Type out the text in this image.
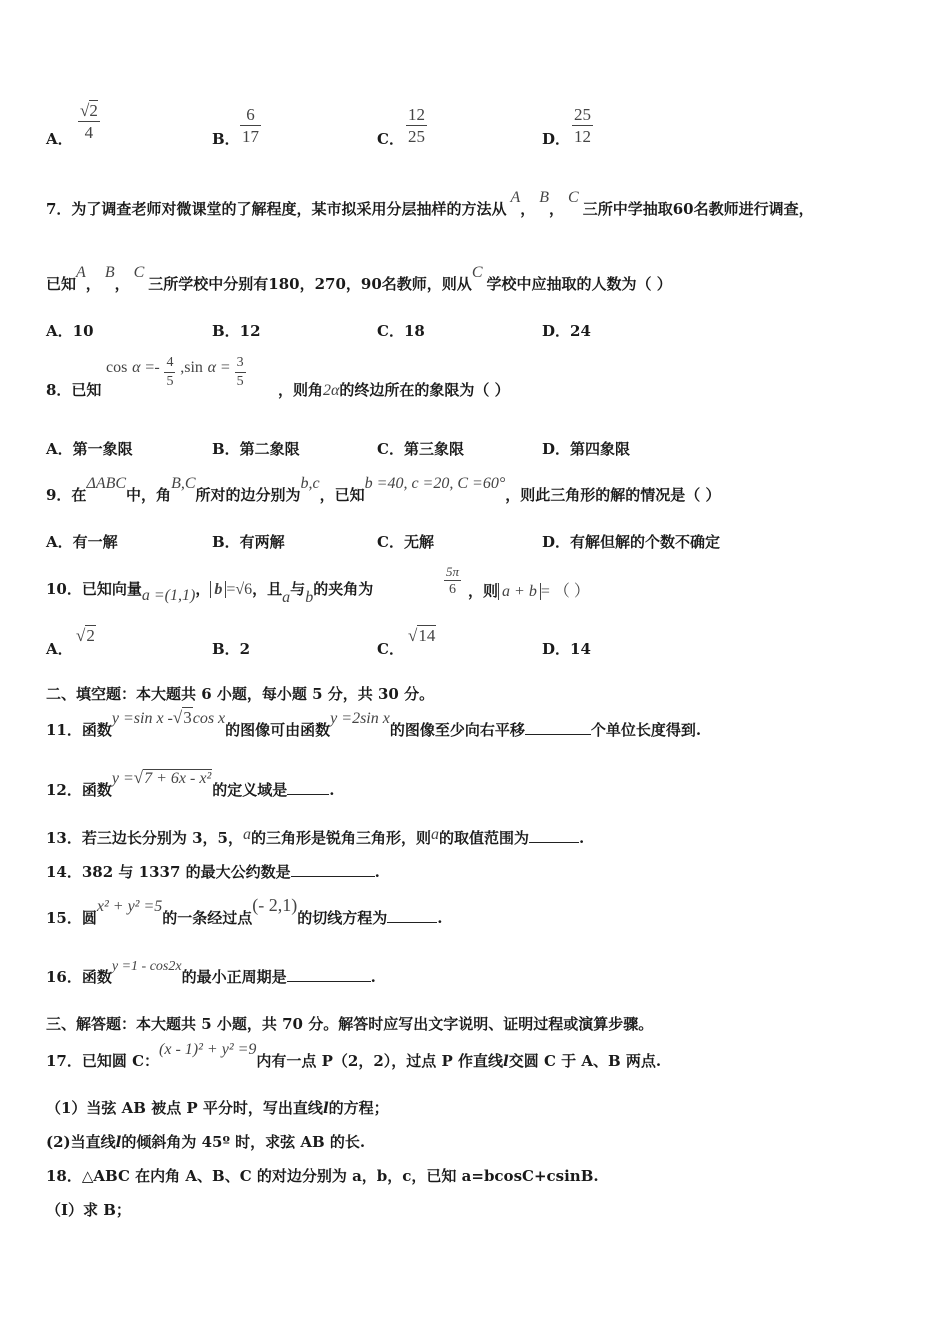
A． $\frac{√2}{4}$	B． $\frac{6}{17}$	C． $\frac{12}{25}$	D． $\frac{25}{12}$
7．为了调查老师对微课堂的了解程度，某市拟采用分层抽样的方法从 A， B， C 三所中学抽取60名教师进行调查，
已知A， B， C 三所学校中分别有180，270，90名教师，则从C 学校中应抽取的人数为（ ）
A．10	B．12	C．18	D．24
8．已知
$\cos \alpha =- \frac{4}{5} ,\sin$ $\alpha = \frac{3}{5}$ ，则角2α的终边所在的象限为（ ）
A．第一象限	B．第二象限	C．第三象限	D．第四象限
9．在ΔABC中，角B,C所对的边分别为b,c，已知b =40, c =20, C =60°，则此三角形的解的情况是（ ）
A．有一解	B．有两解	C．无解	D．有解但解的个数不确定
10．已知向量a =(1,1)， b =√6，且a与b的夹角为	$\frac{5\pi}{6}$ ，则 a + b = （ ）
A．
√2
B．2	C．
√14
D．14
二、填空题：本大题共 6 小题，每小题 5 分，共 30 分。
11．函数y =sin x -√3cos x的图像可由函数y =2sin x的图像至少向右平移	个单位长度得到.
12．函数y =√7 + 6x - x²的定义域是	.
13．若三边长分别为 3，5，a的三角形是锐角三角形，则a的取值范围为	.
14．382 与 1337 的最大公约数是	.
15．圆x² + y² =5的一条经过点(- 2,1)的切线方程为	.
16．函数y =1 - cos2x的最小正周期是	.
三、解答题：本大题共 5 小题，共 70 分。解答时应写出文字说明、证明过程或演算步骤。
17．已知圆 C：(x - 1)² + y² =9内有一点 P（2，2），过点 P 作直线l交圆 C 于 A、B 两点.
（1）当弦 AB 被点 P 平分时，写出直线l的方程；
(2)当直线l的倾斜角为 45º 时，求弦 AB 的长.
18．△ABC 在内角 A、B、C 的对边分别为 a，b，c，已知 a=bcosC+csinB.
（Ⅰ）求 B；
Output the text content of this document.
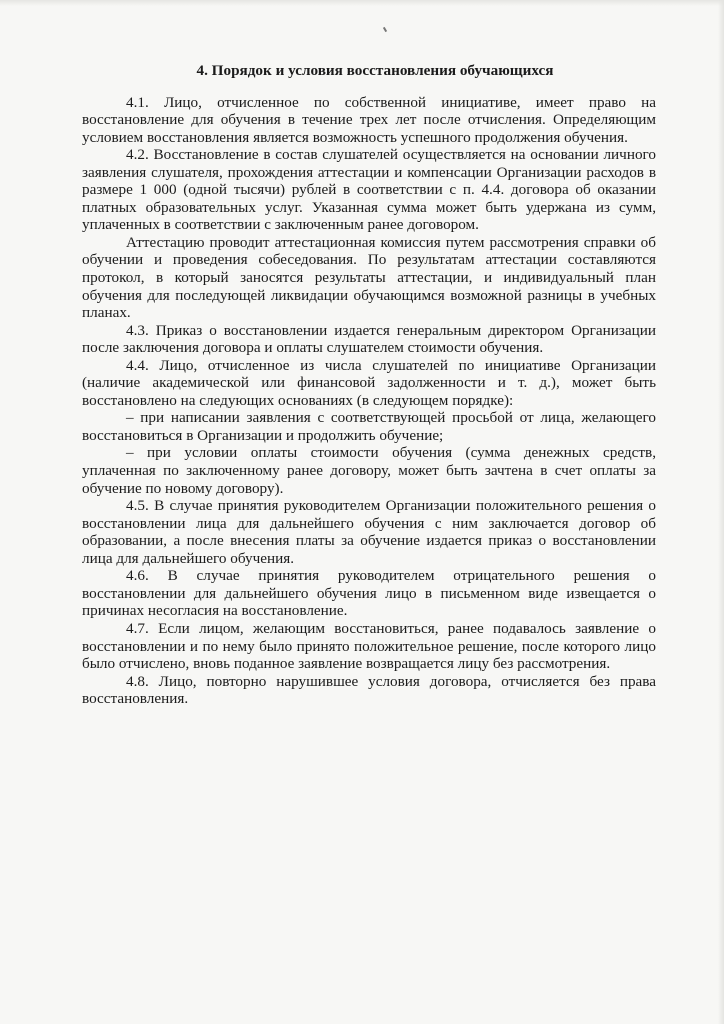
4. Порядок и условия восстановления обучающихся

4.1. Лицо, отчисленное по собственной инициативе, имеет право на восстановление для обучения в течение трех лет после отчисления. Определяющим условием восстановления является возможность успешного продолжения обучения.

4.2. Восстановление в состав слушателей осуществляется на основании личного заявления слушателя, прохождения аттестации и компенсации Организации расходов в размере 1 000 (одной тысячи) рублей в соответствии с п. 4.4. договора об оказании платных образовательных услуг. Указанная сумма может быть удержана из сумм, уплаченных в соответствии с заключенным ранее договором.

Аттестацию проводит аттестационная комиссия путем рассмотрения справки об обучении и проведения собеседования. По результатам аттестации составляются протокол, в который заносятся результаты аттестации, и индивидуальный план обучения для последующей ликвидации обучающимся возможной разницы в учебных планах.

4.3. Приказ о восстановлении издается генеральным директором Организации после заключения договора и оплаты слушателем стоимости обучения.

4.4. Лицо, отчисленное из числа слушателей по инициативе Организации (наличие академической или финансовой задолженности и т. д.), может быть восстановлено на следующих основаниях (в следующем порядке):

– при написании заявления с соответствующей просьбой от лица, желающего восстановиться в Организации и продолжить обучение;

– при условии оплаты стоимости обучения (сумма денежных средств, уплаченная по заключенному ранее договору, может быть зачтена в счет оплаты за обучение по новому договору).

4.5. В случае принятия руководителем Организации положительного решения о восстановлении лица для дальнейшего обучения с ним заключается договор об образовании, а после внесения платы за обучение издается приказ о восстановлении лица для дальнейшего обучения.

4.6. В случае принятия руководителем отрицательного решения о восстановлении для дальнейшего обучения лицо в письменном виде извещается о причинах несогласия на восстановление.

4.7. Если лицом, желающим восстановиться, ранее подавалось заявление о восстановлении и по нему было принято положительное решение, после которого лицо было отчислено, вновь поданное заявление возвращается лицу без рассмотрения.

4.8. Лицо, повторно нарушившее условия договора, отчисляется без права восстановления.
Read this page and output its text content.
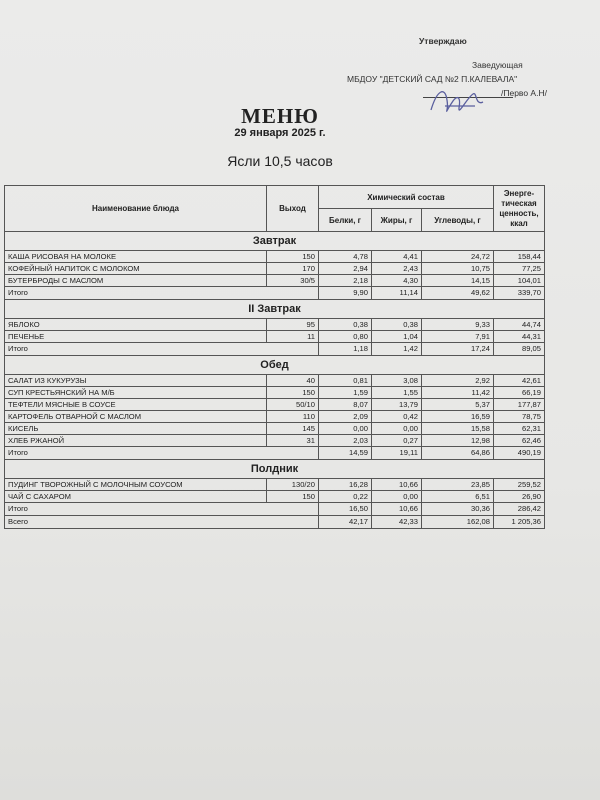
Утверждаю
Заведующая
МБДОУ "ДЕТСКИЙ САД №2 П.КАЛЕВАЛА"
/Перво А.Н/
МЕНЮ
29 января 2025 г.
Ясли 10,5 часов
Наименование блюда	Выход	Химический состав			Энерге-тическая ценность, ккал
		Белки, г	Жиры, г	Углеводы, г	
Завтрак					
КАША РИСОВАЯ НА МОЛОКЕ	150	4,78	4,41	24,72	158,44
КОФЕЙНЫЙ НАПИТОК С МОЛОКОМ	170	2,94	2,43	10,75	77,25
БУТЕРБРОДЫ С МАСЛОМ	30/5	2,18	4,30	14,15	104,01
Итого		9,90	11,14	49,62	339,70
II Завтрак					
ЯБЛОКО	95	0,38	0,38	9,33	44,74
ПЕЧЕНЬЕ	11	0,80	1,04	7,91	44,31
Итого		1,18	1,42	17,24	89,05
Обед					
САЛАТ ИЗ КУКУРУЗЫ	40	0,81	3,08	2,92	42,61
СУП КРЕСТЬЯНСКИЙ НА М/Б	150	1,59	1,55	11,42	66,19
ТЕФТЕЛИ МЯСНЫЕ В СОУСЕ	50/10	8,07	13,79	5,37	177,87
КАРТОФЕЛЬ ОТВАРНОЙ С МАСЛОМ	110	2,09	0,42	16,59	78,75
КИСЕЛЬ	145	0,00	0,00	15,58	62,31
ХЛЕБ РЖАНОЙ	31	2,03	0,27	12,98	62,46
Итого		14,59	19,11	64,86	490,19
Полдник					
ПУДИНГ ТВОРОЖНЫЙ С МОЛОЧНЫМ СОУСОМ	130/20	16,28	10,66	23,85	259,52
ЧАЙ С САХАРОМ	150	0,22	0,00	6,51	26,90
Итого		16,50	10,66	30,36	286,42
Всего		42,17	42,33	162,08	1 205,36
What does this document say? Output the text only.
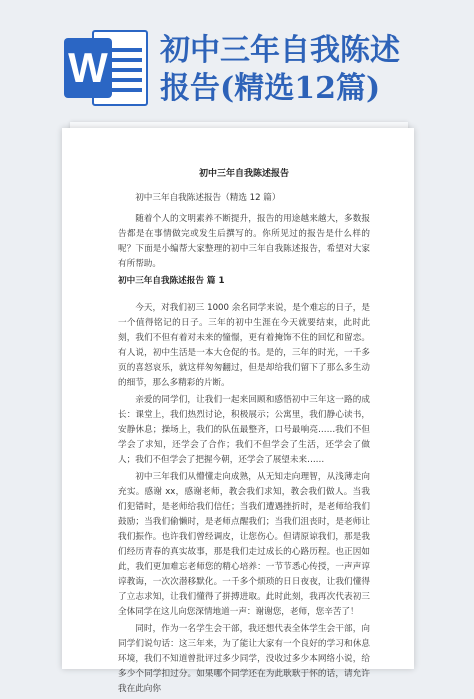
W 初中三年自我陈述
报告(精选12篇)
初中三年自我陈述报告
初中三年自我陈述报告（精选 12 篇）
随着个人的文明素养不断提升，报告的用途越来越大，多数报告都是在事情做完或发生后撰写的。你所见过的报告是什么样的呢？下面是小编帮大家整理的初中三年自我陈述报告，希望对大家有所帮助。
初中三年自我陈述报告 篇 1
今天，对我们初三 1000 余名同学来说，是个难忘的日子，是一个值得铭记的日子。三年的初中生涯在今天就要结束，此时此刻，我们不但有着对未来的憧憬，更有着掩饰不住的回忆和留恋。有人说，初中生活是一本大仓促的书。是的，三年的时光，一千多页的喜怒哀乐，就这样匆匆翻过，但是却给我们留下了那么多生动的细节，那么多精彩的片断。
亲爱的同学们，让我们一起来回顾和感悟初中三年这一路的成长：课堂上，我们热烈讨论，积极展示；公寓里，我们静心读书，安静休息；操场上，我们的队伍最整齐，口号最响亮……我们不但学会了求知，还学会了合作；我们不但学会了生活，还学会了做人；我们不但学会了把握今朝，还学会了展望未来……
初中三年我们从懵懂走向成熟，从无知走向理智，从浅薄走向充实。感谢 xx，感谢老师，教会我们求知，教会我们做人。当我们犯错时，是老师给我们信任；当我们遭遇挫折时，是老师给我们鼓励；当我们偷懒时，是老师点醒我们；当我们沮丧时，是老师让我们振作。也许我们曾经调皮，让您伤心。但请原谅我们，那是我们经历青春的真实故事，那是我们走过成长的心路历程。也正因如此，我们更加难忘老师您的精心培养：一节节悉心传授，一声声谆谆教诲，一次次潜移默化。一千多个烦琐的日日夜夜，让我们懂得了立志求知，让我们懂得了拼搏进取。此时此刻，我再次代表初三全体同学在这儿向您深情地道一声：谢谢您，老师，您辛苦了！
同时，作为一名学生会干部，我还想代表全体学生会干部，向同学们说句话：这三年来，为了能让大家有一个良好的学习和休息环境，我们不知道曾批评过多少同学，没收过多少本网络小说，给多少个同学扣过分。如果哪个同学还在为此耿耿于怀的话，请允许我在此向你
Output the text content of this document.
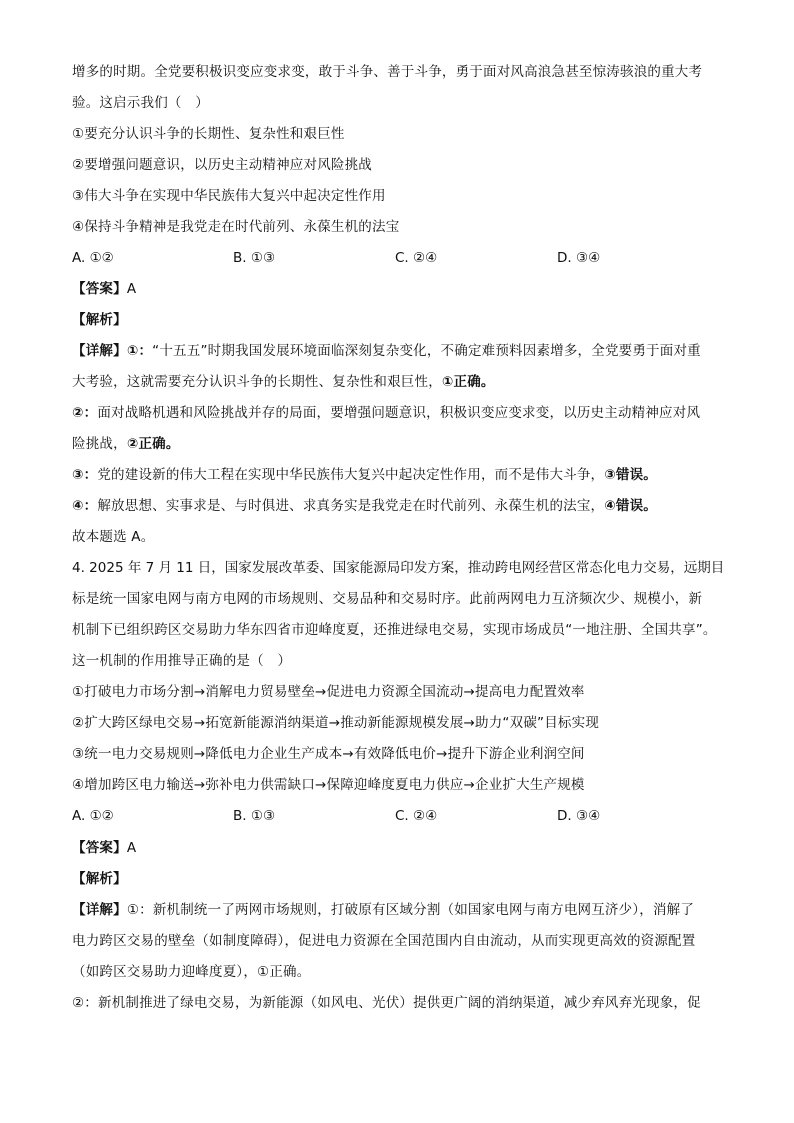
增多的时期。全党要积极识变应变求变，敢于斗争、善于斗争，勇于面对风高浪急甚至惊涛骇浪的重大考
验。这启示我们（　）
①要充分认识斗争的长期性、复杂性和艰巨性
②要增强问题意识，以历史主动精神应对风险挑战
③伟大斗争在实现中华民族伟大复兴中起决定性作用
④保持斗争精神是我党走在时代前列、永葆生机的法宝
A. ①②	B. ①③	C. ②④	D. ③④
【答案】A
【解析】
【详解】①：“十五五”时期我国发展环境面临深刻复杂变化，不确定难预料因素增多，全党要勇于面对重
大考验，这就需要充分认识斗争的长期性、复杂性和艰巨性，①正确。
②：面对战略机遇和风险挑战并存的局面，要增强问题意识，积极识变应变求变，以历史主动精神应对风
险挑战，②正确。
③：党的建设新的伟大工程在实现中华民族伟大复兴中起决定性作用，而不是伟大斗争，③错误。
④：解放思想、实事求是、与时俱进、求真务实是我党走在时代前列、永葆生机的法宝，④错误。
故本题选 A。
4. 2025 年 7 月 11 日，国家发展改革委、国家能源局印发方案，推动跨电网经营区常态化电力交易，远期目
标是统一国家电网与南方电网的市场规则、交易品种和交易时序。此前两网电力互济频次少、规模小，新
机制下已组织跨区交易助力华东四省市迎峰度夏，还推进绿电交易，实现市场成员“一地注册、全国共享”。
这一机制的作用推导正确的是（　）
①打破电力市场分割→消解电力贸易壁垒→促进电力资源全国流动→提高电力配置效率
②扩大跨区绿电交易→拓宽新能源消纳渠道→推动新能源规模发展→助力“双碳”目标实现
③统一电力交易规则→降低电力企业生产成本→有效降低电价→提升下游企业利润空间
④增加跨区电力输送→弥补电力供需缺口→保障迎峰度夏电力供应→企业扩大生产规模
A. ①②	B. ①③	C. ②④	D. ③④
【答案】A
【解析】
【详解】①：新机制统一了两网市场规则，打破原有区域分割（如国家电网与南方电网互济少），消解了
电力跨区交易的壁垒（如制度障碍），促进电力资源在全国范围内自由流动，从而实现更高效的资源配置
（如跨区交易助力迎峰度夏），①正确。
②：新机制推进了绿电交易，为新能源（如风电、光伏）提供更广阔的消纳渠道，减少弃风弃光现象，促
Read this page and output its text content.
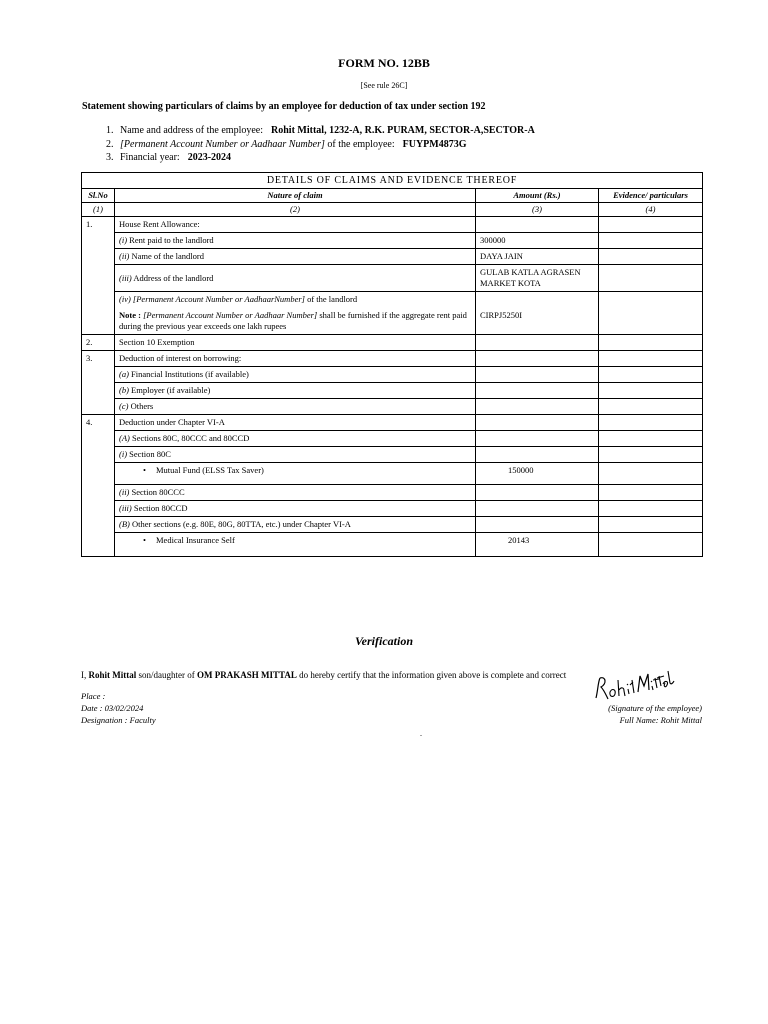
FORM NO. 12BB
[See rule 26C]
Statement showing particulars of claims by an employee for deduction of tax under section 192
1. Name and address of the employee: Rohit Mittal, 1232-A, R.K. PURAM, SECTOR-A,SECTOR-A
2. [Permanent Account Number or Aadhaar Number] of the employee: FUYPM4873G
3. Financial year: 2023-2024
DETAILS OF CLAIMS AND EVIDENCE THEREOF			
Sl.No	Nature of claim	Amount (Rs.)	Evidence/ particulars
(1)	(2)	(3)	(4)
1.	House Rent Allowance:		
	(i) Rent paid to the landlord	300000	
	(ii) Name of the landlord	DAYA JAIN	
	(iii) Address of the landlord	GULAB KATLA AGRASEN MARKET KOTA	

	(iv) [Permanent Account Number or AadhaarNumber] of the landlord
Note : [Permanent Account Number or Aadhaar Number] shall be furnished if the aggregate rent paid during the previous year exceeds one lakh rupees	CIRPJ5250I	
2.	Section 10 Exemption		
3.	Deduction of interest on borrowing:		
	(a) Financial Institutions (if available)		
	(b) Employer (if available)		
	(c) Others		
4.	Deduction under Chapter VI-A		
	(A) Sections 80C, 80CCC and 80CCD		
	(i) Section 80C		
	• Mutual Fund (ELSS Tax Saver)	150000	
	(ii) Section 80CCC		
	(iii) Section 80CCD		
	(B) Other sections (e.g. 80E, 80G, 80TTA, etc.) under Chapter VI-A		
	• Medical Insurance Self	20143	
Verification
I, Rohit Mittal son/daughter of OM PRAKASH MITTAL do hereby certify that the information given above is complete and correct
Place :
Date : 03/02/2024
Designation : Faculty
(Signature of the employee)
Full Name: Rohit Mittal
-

• _SHORT TASK_
List the lines that contain the word "Financial".

• _FINISHED TASK_
3. Financial year: 2023-2024
	(a) Financial Institutions (if available)		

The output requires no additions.